→ **Work to complete**
From the entries provided below, copy each line that contains the word "values".

→ **Provided records**
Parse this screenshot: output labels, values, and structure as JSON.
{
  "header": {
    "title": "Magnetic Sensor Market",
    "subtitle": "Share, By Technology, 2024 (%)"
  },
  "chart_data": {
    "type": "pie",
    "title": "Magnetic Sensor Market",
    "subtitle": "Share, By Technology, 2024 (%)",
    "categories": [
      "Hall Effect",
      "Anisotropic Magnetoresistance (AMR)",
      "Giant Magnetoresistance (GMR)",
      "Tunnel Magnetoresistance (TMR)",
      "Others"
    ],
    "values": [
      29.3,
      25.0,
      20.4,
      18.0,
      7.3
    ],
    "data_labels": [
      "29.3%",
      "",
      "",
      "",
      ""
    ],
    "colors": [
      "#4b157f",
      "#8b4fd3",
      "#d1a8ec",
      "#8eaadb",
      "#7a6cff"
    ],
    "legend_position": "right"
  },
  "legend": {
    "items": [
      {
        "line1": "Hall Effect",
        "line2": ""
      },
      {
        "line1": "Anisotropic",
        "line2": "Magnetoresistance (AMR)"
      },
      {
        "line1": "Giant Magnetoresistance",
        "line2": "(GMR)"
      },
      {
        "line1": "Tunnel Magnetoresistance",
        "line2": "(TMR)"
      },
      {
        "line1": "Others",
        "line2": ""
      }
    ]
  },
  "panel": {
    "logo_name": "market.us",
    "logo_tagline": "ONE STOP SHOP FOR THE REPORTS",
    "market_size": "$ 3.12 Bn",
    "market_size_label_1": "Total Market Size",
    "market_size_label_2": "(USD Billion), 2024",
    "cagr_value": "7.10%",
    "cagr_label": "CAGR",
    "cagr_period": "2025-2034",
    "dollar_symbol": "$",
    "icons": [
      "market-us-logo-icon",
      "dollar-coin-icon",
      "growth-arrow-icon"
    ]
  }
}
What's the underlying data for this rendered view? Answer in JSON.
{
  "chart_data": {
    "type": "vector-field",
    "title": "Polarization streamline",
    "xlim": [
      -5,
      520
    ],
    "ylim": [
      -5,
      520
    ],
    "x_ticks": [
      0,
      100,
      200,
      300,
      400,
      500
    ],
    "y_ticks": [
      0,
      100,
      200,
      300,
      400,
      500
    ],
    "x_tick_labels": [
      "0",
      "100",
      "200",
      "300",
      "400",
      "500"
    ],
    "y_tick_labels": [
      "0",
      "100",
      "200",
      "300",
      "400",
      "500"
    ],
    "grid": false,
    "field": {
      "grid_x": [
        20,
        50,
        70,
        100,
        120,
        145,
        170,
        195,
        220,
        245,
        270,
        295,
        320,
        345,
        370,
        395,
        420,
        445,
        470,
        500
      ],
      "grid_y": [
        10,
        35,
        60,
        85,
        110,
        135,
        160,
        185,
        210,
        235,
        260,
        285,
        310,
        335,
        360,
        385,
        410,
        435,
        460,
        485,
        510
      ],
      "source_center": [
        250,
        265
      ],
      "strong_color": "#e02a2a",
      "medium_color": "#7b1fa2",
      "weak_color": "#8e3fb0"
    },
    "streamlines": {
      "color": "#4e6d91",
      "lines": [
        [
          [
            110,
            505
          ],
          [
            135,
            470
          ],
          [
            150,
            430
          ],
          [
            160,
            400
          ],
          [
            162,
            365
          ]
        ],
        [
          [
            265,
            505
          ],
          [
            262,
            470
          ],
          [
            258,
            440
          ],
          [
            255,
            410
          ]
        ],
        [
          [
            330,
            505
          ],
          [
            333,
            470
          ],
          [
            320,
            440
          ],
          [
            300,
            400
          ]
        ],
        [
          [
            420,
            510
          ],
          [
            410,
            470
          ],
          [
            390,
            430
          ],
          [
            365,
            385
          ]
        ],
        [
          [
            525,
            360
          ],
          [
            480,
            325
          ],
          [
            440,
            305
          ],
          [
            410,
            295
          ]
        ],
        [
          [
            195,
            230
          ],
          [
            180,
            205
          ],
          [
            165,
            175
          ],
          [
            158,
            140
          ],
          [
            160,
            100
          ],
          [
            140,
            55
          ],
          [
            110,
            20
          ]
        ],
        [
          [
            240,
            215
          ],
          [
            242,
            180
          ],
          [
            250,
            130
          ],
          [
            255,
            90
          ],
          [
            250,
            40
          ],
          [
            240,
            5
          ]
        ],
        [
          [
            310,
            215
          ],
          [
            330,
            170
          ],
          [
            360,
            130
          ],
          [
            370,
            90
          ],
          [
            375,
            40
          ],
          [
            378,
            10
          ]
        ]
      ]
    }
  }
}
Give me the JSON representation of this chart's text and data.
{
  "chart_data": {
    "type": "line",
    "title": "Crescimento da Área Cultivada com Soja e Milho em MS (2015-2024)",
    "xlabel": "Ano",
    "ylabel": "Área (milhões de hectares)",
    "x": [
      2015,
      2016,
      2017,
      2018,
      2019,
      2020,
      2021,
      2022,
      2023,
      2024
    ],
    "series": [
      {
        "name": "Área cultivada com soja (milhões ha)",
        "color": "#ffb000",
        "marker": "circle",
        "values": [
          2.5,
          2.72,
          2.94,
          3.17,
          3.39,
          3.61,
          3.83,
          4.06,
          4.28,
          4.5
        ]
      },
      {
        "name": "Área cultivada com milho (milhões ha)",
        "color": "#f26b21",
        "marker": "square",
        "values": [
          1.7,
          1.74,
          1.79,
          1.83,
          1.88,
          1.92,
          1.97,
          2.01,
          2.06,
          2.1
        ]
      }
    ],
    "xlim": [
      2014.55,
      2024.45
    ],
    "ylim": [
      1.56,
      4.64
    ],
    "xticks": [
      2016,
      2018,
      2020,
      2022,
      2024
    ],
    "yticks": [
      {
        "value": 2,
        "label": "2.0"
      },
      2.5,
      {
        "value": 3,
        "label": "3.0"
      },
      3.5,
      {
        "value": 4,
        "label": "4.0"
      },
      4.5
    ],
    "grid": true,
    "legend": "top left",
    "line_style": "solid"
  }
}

→ **In response**
Parse this screenshot: output labels, values, and structure as JSON.
    "values": [
        "values": [
        "values": [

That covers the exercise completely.